* _The problem_:
Using the records that follow, copy every line containing the word "Загрузить".

* _Material supplied_:
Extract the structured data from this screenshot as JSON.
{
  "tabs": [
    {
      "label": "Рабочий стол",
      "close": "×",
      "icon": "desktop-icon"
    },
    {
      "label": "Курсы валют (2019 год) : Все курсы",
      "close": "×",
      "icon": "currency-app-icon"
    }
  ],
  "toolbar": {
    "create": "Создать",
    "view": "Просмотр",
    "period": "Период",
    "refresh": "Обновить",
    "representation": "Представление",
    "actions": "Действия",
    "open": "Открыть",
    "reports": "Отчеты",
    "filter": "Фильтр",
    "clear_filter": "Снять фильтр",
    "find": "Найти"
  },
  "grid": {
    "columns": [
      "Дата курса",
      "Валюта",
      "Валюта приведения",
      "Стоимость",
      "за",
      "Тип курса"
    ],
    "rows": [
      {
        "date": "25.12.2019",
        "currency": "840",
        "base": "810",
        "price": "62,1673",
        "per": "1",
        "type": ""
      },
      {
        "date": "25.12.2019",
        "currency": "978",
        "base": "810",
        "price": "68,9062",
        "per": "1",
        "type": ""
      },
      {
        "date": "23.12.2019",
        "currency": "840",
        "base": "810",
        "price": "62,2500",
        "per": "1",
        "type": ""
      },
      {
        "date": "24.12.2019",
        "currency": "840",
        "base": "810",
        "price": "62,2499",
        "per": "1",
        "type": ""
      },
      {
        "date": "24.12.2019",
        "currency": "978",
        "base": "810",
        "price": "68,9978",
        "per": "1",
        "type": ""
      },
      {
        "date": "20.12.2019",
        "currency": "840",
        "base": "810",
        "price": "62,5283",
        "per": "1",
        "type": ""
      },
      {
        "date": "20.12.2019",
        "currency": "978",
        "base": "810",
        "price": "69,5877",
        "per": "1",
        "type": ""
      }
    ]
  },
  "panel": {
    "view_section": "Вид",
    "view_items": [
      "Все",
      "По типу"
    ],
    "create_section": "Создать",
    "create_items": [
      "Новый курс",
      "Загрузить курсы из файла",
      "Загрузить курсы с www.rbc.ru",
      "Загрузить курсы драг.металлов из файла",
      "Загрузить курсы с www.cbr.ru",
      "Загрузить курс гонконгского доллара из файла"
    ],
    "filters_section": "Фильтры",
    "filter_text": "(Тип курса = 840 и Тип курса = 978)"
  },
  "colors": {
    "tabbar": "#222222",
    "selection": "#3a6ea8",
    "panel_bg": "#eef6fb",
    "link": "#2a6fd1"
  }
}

* _Response to the exercise_:
      "Загрузить курсы из файла",
      "Загрузить курсы с www.rbc.ru",
      "Загрузить курсы драг.металлов из файла",
      "Загрузить курсы с www.cbr.ru",
      "Загрузить курс гонконгского доллара из файла"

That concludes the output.